Gather the lines from the material that contain "content".

Supplied entries:

------------------------

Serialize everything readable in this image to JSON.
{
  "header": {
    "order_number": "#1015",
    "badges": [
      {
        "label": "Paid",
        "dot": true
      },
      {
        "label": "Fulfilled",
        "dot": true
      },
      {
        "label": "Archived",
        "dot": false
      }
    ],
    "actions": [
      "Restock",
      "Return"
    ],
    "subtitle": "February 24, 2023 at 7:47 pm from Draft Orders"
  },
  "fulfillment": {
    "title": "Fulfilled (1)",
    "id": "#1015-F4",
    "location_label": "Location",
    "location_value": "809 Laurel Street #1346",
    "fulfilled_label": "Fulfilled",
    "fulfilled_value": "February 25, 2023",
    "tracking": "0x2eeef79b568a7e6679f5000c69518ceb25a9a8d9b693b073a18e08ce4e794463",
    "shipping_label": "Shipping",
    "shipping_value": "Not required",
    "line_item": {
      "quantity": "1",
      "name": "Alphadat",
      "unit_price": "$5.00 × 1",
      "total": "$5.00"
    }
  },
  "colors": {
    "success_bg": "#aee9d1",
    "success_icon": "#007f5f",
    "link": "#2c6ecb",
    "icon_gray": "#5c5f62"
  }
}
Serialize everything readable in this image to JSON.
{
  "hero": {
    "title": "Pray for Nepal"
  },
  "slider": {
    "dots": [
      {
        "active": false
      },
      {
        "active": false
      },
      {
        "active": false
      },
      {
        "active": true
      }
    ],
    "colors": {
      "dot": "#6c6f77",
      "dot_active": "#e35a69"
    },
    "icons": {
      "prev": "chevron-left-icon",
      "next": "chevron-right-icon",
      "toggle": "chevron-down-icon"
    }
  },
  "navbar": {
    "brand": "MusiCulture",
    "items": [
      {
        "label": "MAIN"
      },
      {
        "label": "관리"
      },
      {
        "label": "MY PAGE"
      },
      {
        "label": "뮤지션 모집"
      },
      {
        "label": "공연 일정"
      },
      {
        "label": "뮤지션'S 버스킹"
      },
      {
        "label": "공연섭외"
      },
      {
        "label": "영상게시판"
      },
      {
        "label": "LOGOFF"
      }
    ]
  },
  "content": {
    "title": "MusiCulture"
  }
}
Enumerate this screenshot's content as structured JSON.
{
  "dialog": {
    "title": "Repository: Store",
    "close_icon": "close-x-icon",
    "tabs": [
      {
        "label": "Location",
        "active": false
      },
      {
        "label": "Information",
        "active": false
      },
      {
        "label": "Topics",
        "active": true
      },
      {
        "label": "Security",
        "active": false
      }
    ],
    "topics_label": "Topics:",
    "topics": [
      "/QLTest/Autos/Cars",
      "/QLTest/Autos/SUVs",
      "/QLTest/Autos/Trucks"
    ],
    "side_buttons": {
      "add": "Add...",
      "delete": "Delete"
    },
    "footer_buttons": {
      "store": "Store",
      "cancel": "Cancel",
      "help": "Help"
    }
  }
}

------------------------

Solution to this exercise:
  "content": {
Enumerate this screenshot's content as structured JSON.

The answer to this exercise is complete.